• **TASK PROMPT**: Collect each line of the records containing the string "міста".

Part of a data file

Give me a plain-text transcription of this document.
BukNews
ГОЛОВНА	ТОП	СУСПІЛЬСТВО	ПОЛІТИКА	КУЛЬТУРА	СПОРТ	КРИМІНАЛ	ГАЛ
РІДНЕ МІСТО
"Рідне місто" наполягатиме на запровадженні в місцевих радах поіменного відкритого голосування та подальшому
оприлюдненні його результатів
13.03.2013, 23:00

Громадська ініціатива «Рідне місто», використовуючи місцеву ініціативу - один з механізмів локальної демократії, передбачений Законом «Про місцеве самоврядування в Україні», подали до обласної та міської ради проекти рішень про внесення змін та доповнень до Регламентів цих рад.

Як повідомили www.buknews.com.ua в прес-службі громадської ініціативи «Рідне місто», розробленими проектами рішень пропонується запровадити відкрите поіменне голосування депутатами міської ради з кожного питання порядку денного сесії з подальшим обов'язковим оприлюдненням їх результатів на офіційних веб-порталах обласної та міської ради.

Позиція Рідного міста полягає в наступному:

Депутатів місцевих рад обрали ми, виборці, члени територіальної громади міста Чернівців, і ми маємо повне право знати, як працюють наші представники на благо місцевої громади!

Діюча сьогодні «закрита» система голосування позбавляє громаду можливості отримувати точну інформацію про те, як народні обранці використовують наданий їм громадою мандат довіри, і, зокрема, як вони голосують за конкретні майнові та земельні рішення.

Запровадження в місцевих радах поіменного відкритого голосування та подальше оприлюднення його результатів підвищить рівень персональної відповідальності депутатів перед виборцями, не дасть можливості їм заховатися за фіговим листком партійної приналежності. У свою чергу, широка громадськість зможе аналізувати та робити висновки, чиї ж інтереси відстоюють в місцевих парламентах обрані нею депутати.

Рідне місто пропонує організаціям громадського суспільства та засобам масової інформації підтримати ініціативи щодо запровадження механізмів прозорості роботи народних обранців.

• **ANSWER TO THE TASK**:
Позиція Рідного міста полягає в наступному:
Депутатів місцевих рад обрали ми, виборці, члени територіальної громади міста Чернівців, і ми маємо повне право знати, як працюють наші представники на благо місцевої громади!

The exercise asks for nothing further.